Código de Processo Penal, art. 28

 

Protocolado n.º 56.035/10

Autos n.º 285/09 – MM. Juízo da 1.ª Vara Criminal do Foro Regional de Pinheiros (Comarca da Capital)

Indiciado: (...)

Assunto: revisão de arquivamento de inquérito policial

 

EMENTA: CPP, ART. 28. CRIMES CONTRA A HONRA (CP, ARTS. 138 A 140). OFENSAS IRROGADAS A PROMOTORES DE JUSTIÇA, JUÍZA DE DIREITO, DELEGADOS DE POLÍCIA E ESCRIVÃES, TODOS NO EXERCÍCIO DE SUA FUNÇÃO. AÇÃO PENAL PÚBLICA CONDICIONADA À REPRESENTAÇÃO. CONDIÇÃO DE PROCEDIBILIDADE VERIFICADA. FATOS OCORRIDOS APÓS A EXTINÇÃO DO PROCESSO. INAPLICABILIDADE DA CAUSA DE EXCLUSÃO DA ANTIJURIDICIDADE PREVISTA NO CP, ART. 142, I. IMUNIDADE JUDICIÁRIA QUE NÃO SE CONFUNDE IMPUNIDADE JUDICIÁRIA. OFERECIMENTO DE DENÚNCIA QUE SE IMPÕE.

1.     A conduta do agente configura, inequívoca e cristalinamente, delito contra a honra, de vez que imputou falsamente fato definido como crime aos ofendidos, outros lesivos à sua reputação, além de expressões atentatórias à sua dignidade.

2.     Como se tratam os sujeitos passivos de funcionários públicos, os quais se viram assacados em sua honra objetiva no exercício de suas funções, as infrações contra eles cometidas se processam mediante ação penal pública condicionada à representação, ex vi do art. 145, par. ún., do CP (tendo mencionada condição de procedibilidade sido devidamente ofertada pelos interessados).

3.     O comportamento do autor não se encontra acobertado pela causa de exclusão de antijuridicidade prevista no art. 142, inc. I, do CP. O Estatuto Repressivo estabelece, no dispositivo epigrafado, que não constituem injúria ou difamação punível, entre outras, a ofensa irrogada em juízo, na discussão da causa, pela parte ou por seu procurador (inc. I). Referida excludente, como se extrai de sua literalidade, não se estende à calúnia. Enfatize-se que o suspeito atribui ao Promotor de Justiça e à Juíza de Direito crime de prevaricação. Além disso, no caso em tela, o processo já havia sido declarado extinto. De mais a ver, a imunidade judiciária não se confunde com impunidade judiciária. O legislador penal não pretendeu, jamais, conferir um bill de indenidade, escudando qualquer agressão à reputação de terceiros.

Solução: diante do exposto, designo outro membro do Ministério Público para oferecer denúncia e prosseguir nos ulteriores termos da ação penal.

 

Cuida-se o presente de inquérito policial instaurado visando à apuração de crime contra a honra, cometido, em tese, pelo indiciado acima epigrafado contra (...), (...), (...), (...), (...), (...), (...) e (...) (única vítima que não ofertou representação – fls. 167).
####
- **DESCRIÇÃO DA TAREFA**
Traduza para o inglês esta frase do texto: "Referida excludente, como se extrai de sua literalidade, não se estende à calúnia." Baseie-se somente no texto.

Dados registrados
####
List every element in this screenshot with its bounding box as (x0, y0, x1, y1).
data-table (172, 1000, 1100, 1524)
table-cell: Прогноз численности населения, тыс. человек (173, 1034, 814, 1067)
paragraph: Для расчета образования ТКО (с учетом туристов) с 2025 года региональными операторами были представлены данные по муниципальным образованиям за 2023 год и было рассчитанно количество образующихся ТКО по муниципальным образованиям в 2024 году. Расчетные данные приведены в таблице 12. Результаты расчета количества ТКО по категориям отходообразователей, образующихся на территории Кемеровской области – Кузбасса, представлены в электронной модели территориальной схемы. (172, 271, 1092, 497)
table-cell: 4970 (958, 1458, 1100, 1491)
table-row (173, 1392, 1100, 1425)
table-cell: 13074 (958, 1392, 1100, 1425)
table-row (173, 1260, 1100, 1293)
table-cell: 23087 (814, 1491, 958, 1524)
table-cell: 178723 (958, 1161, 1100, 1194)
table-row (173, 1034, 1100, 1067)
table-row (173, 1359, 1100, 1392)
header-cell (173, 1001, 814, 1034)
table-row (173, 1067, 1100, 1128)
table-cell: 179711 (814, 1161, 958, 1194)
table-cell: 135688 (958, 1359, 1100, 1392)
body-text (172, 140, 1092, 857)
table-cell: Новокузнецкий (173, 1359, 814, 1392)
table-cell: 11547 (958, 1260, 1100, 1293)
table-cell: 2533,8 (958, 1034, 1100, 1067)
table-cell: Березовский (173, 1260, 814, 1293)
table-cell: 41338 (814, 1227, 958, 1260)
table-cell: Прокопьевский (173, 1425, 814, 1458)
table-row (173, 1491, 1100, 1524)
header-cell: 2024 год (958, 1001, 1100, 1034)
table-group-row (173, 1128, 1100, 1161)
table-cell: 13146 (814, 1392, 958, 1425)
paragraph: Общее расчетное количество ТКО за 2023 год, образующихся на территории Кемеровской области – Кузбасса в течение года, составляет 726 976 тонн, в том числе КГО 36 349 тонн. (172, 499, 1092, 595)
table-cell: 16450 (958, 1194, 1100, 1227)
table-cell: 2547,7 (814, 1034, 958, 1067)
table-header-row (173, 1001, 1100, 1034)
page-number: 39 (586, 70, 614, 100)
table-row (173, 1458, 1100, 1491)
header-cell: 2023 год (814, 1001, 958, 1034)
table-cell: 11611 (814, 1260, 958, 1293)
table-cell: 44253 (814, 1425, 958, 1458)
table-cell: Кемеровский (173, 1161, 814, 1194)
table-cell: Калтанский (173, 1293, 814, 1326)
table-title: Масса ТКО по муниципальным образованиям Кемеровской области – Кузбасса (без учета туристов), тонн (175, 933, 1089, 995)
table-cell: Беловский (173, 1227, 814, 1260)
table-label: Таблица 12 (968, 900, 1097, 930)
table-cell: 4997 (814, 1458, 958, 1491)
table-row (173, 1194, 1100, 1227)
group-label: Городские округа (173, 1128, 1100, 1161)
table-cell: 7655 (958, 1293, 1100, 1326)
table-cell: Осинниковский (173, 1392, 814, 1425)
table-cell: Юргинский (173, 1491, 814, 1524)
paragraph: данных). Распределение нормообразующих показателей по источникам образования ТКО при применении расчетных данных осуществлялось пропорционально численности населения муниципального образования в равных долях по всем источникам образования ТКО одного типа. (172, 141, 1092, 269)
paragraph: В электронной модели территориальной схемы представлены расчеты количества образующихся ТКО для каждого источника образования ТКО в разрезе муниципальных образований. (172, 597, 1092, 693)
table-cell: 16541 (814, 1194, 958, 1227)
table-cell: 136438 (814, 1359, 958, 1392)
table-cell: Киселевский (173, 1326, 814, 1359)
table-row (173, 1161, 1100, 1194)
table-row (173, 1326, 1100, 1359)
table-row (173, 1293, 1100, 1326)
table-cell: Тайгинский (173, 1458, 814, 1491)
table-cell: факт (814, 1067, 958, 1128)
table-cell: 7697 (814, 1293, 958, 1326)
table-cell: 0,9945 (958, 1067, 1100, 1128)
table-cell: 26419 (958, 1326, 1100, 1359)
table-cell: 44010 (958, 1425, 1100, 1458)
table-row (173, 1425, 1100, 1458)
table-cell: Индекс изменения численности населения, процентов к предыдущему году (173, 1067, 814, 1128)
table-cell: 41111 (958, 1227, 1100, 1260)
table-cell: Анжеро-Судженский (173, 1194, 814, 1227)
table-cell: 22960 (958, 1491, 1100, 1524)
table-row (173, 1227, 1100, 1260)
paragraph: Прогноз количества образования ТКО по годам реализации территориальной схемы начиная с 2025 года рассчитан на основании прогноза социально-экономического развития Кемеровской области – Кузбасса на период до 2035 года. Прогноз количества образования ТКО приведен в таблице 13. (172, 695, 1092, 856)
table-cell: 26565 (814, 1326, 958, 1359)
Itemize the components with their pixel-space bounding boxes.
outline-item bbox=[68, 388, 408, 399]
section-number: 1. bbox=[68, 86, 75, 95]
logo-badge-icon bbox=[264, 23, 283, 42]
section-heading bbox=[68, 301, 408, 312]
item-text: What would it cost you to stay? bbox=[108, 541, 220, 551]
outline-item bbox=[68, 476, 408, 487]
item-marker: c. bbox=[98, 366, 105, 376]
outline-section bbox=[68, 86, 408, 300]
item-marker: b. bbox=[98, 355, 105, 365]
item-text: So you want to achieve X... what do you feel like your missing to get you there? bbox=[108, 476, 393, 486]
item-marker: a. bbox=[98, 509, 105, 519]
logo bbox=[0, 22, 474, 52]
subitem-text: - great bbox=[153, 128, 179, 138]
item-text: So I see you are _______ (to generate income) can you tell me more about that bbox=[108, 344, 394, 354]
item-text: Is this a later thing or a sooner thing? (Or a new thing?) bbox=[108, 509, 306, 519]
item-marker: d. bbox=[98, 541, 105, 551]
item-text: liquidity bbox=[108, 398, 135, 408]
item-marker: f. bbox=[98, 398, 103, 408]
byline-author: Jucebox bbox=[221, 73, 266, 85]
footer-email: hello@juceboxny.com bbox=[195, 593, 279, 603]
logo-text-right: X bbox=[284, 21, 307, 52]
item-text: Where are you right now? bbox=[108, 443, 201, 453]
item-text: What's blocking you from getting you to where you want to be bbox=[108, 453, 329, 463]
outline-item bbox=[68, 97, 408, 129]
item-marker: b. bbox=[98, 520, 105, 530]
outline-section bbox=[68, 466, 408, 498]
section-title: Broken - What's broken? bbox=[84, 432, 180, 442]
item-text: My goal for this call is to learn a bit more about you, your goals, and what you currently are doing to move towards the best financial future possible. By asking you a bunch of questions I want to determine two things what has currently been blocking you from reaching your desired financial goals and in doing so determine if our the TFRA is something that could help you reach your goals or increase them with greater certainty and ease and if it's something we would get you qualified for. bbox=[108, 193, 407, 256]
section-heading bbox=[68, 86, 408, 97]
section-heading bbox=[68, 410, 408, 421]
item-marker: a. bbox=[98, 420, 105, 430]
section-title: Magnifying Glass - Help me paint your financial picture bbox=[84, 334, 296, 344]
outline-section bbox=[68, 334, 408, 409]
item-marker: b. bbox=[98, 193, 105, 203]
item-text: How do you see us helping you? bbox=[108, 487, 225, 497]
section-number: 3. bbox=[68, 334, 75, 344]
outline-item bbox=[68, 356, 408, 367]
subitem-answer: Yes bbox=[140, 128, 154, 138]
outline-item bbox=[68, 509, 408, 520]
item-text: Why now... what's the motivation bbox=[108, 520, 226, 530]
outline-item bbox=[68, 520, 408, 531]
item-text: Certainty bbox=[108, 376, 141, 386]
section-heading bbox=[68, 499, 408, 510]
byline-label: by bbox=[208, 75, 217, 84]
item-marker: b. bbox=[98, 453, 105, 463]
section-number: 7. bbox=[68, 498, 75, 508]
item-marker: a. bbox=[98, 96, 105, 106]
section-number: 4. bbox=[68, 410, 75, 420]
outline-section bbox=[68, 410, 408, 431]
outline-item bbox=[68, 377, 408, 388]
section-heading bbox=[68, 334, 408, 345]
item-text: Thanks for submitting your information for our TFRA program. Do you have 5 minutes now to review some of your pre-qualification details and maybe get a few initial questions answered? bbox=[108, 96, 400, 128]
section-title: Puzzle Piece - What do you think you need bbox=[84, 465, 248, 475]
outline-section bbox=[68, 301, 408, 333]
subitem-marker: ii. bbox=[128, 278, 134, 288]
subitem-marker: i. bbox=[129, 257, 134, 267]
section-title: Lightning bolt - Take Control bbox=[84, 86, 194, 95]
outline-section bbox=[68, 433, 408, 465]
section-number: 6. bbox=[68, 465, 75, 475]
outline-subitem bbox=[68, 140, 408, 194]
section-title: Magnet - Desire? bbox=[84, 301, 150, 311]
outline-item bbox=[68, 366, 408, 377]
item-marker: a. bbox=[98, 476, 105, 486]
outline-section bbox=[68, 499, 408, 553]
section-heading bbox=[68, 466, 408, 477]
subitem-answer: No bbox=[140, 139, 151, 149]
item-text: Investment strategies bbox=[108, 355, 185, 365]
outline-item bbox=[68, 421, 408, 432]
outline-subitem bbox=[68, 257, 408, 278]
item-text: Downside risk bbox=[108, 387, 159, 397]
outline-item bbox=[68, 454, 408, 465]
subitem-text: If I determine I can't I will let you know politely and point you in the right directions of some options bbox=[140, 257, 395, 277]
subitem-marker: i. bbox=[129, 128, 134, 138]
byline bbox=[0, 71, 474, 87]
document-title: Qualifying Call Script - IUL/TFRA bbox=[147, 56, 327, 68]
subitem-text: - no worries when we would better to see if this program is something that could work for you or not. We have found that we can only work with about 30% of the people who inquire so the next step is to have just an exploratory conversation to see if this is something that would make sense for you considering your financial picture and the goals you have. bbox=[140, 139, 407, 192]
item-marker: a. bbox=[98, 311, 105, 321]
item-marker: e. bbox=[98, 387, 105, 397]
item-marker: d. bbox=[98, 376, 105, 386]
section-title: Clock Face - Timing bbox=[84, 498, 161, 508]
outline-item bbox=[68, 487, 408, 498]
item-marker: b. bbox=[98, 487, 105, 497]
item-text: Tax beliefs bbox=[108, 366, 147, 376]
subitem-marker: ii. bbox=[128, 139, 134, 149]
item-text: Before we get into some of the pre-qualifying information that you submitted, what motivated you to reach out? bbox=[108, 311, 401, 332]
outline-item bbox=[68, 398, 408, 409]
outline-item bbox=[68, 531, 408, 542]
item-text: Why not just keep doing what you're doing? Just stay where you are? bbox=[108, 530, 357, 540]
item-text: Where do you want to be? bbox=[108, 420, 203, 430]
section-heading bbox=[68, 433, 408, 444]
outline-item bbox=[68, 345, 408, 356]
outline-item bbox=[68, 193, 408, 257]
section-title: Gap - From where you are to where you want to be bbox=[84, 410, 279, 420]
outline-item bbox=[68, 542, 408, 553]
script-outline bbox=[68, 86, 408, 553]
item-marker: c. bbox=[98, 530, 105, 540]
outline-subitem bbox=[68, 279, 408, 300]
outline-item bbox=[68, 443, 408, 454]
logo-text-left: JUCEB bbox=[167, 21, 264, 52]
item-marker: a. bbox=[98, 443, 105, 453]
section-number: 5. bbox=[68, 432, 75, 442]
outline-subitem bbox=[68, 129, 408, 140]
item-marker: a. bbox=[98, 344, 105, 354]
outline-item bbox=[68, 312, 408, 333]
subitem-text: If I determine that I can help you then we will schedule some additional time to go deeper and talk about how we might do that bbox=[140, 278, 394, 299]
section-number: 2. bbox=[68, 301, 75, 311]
####
- **TAREFA RESOLVIDA**
As its wording makes clear, the said exclusion does not extend to calumny.